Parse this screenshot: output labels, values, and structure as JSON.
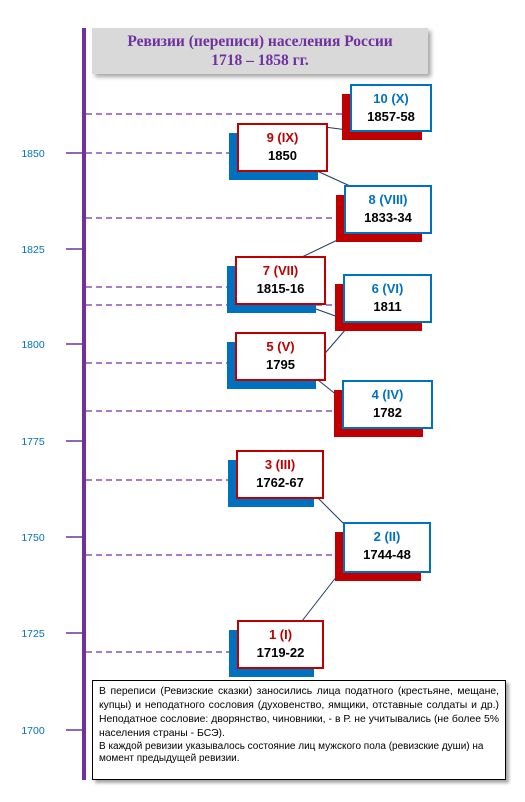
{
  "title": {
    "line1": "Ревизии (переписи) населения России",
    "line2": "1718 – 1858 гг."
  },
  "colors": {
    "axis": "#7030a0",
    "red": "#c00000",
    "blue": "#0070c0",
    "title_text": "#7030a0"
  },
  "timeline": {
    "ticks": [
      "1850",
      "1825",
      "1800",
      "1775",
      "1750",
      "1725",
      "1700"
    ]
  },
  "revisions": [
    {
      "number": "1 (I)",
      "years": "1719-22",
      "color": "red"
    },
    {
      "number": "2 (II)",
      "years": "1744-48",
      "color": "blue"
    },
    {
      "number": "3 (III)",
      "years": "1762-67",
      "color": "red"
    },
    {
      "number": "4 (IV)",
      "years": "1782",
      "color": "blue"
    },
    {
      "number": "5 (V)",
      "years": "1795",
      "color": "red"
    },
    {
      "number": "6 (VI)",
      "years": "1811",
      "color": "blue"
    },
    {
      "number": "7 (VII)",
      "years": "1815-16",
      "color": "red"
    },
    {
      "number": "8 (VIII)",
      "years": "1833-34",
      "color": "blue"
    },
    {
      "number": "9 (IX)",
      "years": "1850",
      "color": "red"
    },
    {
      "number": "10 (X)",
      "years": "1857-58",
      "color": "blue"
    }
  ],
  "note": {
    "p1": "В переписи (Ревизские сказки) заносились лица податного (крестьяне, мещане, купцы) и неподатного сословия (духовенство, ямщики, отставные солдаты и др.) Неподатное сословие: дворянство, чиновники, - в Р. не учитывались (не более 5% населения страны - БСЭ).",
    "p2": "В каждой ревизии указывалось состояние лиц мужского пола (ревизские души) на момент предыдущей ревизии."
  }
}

----------------

◆ What you will do
Output the records above exactly as they are, leaving out the pictures.

◆ Exercise output
Parse this screenshot: output labels, values, and structure as JSON.
{
  "title": {
    "line1": "Ревизии (переписи) населения России",
    "line2": "1718 – 1858 гг."
  },
  "colors": {
    "axis": "#7030a0",
    "red": "#c00000",
    "blue": "#0070c0",
    "title_text": "#7030a0"
  },
  "timeline": {
    "ticks": [
      "1850",
      "1825",
      "1800",
      "1775",
      "1750",
      "1725",
      "1700"
    ]
  },
  "revisions": [
    {
      "number": "1 (I)",
      "years": "1719-22",
      "color": "red"
    },
    {
      "number": "2 (II)",
      "years": "1744-48",
      "color": "blue"
    },
    {
      "number": "3 (III)",
      "years": "1762-67",
      "color": "red"
    },
    {
      "number": "4 (IV)",
      "years": "1782",
      "color": "blue"
    },
    {
      "number": "5 (V)",
      "years": "1795",
      "color": "red"
    },
    {
      "number": "6 (VI)",
      "years": "1811",
      "color": "blue"
    },
    {
      "number": "7 (VII)",
      "years": "1815-16",
      "color": "red"
    },
    {
      "number": "8 (VIII)",
      "years": "1833-34",
      "color": "blue"
    },
    {
      "number": "9 (IX)",
      "years": "1850",
      "color": "red"
    },
    {
      "number": "10 (X)",
      "years": "1857-58",
      "color": "blue"
    }
  ],
  "note": {
    "p1": "В переписи (Ревизские сказки) заносились лица податного (крестьяне, мещане, купцы) и неподатного сословия (духовенство, ямщики, отставные солдаты и др.) Неподатное сословие: дворянство, чиновники, - в Р. не учитывались (не более 5% населения страны - БСЭ).",
    "p2": "В каждой ревизии указывалось состояние лиц мужского пола (ревизские души) на момент предыдущей ревизии."
  }
}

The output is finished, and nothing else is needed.